## PROVIDED DATA
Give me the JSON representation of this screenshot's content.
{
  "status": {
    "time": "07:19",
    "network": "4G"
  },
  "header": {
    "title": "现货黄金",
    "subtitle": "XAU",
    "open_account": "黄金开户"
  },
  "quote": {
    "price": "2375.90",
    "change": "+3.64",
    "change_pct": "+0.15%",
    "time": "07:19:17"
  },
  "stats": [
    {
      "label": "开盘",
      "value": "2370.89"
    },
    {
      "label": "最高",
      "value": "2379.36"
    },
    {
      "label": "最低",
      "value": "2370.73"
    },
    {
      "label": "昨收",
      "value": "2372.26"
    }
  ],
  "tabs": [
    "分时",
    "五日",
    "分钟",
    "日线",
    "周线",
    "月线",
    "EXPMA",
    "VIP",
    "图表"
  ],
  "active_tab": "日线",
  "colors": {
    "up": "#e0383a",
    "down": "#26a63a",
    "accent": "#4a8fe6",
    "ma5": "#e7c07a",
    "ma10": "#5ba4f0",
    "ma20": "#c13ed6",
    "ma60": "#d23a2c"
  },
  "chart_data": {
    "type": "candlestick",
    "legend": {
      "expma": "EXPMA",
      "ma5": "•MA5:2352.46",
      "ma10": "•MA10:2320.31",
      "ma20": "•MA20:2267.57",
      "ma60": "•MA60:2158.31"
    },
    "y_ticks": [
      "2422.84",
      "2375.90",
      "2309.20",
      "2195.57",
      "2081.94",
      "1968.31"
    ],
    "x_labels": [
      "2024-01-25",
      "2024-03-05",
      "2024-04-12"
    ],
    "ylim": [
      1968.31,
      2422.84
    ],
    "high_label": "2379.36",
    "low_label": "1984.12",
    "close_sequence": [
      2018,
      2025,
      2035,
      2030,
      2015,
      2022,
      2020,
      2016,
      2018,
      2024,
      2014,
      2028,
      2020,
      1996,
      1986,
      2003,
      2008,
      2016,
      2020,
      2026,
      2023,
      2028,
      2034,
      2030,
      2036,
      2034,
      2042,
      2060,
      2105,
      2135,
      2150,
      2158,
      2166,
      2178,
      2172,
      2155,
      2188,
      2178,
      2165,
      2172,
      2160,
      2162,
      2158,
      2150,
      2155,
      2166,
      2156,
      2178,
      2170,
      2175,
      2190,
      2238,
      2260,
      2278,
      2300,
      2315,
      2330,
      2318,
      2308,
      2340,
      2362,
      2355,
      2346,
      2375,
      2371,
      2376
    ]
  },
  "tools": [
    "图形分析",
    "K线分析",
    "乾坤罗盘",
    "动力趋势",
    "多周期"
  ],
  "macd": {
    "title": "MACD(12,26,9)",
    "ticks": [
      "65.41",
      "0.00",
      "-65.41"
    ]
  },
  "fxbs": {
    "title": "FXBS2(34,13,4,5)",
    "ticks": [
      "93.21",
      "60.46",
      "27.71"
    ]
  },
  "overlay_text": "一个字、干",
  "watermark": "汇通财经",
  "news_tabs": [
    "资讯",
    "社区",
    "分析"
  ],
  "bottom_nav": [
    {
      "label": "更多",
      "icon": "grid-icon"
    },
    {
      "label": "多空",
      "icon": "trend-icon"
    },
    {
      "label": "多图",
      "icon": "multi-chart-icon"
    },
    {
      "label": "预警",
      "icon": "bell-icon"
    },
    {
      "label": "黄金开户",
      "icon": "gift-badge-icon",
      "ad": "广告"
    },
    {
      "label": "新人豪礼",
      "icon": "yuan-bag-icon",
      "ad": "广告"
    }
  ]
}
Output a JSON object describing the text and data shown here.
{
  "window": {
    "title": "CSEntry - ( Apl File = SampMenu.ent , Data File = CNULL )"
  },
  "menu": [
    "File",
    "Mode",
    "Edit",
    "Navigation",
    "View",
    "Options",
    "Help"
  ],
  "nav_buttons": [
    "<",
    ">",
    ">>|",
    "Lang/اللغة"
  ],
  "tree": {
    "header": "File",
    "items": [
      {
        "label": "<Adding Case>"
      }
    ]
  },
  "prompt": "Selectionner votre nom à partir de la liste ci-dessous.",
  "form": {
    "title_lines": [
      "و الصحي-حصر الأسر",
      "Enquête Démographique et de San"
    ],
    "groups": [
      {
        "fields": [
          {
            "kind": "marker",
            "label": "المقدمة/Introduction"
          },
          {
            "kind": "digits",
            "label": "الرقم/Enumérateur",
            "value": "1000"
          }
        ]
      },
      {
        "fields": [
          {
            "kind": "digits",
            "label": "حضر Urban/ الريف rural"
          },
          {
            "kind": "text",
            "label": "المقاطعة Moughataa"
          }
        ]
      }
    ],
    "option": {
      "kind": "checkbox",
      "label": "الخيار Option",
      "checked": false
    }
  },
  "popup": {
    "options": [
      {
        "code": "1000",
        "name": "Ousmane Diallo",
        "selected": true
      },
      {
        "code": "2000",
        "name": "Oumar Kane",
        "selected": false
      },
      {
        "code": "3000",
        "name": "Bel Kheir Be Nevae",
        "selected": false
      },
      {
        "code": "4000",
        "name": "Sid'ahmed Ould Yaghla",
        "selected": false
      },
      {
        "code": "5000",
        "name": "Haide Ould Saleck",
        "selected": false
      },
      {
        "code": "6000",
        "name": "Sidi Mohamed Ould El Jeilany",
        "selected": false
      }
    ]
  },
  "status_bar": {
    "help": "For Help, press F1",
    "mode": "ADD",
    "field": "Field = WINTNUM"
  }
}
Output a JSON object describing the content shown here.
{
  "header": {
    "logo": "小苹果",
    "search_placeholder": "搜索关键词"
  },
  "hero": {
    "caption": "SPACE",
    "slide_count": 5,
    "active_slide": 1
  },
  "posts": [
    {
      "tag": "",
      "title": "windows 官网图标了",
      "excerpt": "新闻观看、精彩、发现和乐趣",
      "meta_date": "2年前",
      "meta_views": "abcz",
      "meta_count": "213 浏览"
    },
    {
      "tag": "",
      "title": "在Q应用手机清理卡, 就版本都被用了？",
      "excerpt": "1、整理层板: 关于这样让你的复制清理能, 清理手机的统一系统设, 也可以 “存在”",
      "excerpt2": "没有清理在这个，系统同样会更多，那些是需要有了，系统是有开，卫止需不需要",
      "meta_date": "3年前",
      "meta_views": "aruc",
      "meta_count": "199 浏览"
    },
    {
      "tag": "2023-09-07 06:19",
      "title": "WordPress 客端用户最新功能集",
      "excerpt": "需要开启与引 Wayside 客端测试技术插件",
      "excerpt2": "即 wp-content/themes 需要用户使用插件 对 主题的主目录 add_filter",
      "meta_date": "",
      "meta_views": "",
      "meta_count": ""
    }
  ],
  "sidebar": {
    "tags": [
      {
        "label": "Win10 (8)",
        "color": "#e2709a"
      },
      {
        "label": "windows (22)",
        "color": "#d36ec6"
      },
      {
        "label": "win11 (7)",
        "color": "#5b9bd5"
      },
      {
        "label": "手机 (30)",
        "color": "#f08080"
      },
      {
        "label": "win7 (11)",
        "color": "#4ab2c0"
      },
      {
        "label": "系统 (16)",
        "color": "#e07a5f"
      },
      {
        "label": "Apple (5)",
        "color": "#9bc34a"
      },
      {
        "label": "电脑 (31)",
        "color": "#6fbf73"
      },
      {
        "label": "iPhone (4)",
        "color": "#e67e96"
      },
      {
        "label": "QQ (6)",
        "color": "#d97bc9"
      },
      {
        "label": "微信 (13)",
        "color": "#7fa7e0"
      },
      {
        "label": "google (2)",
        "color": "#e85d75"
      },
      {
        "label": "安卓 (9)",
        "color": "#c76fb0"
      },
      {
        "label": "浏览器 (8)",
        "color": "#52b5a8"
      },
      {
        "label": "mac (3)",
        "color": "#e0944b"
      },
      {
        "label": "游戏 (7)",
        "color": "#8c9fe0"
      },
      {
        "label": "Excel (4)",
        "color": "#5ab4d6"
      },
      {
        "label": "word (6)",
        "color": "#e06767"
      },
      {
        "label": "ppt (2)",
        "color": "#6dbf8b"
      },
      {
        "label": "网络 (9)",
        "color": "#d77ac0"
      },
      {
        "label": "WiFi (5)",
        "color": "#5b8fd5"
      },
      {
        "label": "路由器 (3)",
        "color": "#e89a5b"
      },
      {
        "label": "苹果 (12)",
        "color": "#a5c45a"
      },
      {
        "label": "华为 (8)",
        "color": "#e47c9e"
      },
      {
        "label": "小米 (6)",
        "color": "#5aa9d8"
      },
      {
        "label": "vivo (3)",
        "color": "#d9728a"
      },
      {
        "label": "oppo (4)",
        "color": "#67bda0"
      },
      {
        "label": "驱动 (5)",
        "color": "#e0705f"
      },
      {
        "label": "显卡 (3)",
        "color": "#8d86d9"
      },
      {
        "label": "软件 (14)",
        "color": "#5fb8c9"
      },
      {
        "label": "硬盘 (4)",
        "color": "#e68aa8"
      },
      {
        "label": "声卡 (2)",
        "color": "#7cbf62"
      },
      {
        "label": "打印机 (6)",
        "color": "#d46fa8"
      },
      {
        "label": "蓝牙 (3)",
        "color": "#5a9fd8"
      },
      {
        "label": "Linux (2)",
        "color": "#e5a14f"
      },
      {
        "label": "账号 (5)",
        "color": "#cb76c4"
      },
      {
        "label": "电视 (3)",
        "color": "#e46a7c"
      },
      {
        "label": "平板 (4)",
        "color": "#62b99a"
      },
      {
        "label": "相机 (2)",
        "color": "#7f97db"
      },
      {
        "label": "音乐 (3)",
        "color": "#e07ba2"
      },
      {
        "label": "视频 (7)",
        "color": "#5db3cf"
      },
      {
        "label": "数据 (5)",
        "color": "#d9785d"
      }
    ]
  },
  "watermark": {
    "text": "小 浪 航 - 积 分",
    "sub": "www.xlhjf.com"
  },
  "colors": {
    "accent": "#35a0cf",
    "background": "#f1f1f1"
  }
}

## WORK TO DO
Search the listing for the word "Ould" and return each line that holds it.

## RESULT OF THE TASK
        "name": "Sid'ahmed Ould Yaghla",
        "name": "Haide Ould Saleck",
        "name": "Sidi Mohamed Ould El Jeilany",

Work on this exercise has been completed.